EXERCISE DETAILS ▸ Output every entry exactly as given.

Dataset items
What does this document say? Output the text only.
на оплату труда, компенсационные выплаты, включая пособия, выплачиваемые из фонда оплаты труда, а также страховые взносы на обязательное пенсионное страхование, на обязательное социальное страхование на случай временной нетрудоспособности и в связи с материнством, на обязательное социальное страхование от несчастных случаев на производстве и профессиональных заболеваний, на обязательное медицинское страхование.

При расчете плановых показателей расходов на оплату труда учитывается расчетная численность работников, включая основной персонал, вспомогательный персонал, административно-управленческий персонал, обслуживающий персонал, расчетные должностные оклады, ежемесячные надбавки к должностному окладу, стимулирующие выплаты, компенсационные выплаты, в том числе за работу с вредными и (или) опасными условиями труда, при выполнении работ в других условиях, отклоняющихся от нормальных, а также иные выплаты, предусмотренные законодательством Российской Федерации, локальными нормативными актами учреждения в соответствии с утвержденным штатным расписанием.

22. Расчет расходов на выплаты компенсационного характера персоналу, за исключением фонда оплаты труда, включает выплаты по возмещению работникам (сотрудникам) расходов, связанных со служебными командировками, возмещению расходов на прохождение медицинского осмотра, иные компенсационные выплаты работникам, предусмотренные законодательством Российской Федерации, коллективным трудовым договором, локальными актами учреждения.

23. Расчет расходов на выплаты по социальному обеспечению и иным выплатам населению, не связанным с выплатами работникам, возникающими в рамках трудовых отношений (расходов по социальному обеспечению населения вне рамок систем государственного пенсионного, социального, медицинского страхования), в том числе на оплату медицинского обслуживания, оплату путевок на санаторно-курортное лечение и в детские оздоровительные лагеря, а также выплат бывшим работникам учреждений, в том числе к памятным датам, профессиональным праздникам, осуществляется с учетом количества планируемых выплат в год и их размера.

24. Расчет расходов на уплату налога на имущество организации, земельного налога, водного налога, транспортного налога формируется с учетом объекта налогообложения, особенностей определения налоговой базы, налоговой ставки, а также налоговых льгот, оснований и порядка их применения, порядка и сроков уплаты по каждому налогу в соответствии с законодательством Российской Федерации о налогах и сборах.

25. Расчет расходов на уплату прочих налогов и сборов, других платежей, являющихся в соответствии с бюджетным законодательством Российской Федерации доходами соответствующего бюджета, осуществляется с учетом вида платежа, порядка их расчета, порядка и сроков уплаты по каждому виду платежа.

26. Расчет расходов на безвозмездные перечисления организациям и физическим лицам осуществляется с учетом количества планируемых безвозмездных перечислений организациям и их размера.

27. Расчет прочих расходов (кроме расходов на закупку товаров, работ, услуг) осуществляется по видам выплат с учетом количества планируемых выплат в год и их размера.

FINISHED TASK ▸
What does this document say? Output the text only.
на оплату труда, компенсационные выплаты, включая пособия, выплачиваемые из фонда оплаты труда, а также страховые взносы на обязательное пенсионное страхование, на обязательное социальное страхование на случай временной нетрудоспособности и в связи с материнством, на обязательное социальное страхование от несчастных случаев на производстве и профессиональных заболеваний, на обязательное медицинское страхование.

При расчете плановых показателей расходов на оплату труда учитывается расчетная численность работников, включая основной персонал, вспомогательный персонал, административно-управленческий персонал, обслуживающий персонал, расчетные должностные оклады, ежемесячные надбавки к должностному окладу, стимулирующие выплаты, компенсационные выплаты, в том числе за работу с вредными и (или) опасными условиями труда, при выполнении работ в других условиях, отклоняющихся от нормальных, а также иные выплаты, предусмотренные законодательством Российской Федерации, локальными нормативными актами учреждения в соответствии с утвержденным штатным расписанием.

22. Расчет расходов на выплаты компенсационного характера персоналу, за исключением фонда оплаты труда, включает выплаты по возмещению работникам (сотрудникам) расходов, связанных со служебными командировками, возмещению расходов на прохождение медицинского осмотра, иные компенсационные выплаты работникам, предусмотренные законодательством Российской Федерации, коллективным трудовым договором, локальными актами учреждения.

23. Расчет расходов на выплаты по социальному обеспечению и иным выплатам населению, не связанным с выплатами работникам, возникающими в рамках трудовых отношений (расходов по социальному обеспечению населения вне рамок систем государственного пенсионного, социального, медицинского страхования), в том числе на оплату медицинского обслуживания, оплату путевок на санаторно-курортное лечение и в детские оздоровительные лагеря, а также выплат бывшим работникам учреждений, в том числе к памятным датам, профессиональным праздникам, осуществляется с учетом количества планируемых выплат в год и их размера.

24. Расчет расходов на уплату налога на имущество организации, земельного налога, водного налога, транспортного налога формируется с учетом объекта налогообложения, особенностей определения налоговой базы, налоговой ставки, а также налоговых льгот, оснований и порядка их применения, порядка и сроков уплаты по каждому налогу в соответствии с законодательством Российской Федерации о налогах и сборах.

25. Расчет расходов на уплату прочих налогов и сборов, других платежей, являющихся в соответствии с бюджетным законодательством Российской Федерации доходами соответствующего бюджета, осуществляется с учетом вида платежа, порядка их расчета, порядка и сроков уплаты по каждому виду платежа.

26. Расчет расходов на безвозмездные перечисления организациям и физическим лицам осуществляется с учетом количества планируемых безвозмездных перечислений организациям и их размера.

27. Расчет прочих расходов (кроме расходов на закупку товаров, работ, услуг) осуществляется по видам выплат с учетом количества планируемых выплат в год и их размера.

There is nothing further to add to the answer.